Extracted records
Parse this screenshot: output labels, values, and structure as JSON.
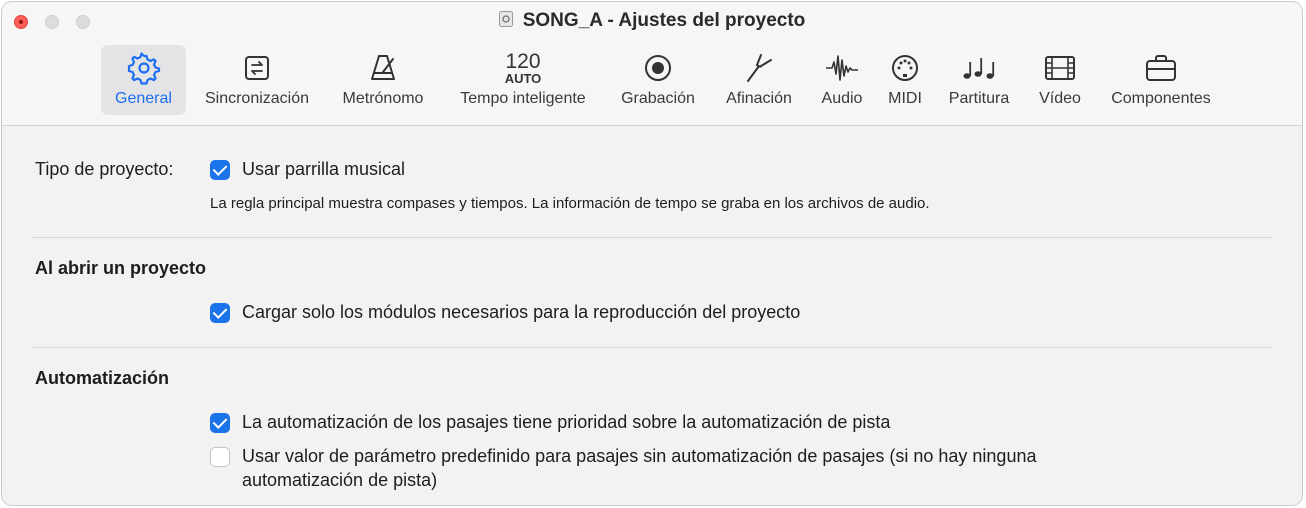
{
  "window": {
    "title": "SONG_A - Ajustes del proyecto"
  },
  "tabs": [
    {
      "id": "general",
      "label": "General",
      "icon": "gear-icon",
      "active": true
    },
    {
      "id": "sync",
      "label": "Sincronización",
      "icon": "sync-icon"
    },
    {
      "id": "metronome",
      "label": "Metrónomo",
      "icon": "metronome-icon"
    },
    {
      "id": "smart-tempo",
      "label": "Tempo inteligente",
      "icon_text": "120",
      "icon_subtext": "AUTO"
    },
    {
      "id": "recording",
      "label": "Grabación",
      "icon": "record-icon"
    },
    {
      "id": "tuning",
      "label": "Afinación",
      "icon": "tuning-fork-icon"
    },
    {
      "id": "audio",
      "label": "Audio",
      "icon": "waveform-icon"
    },
    {
      "id": "midi",
      "label": "MIDI",
      "icon": "midi-port-icon"
    },
    {
      "id": "score",
      "label": "Partitura",
      "icon": "notes-icon"
    },
    {
      "id": "video",
      "label": "Vídeo",
      "icon": "film-icon"
    },
    {
      "id": "assets",
      "label": "Componentes",
      "icon": "briefcase-icon"
    }
  ],
  "general": {
    "project_type": {
      "label": "Tipo de proyecto:",
      "checkbox_label": "Usar parrilla musical",
      "checked": true,
      "description": "La regla principal muestra compases y tiempos. La información de tempo se graba en los archivos de audio."
    },
    "on_open": {
      "title": "Al abrir un proyecto",
      "checkbox_label": "Cargar solo los módulos necesarios para la reproducción del proyecto",
      "checked": true
    },
    "automation": {
      "title": "Automatización",
      "option1_label": "La automatización de los pasajes tiene prioridad sobre la automatización de pista",
      "option1_checked": true,
      "option2_line1": "Usar valor de parámetro predefinido para pasajes sin automatización de pasajes (si no hay ninguna",
      "option2_line2": "automatización de pista)",
      "option2_checked": false
    }
  },
  "colors": {
    "accent": "#1a73e8",
    "active_tab_text": "#1d6ff2",
    "close_button": "#ff5f57"
  }
}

- **INSTRUCTIONS FOR THE TASK**:
Using the records above, find and show each line with the string "pista".

- **RESPONSE FOR THIS EXERCISE**:
      "option1_label": "La automatización de los pasajes tiene prioridad sobre la automatización de pista",
      "option2_line2": "automatización de pista)",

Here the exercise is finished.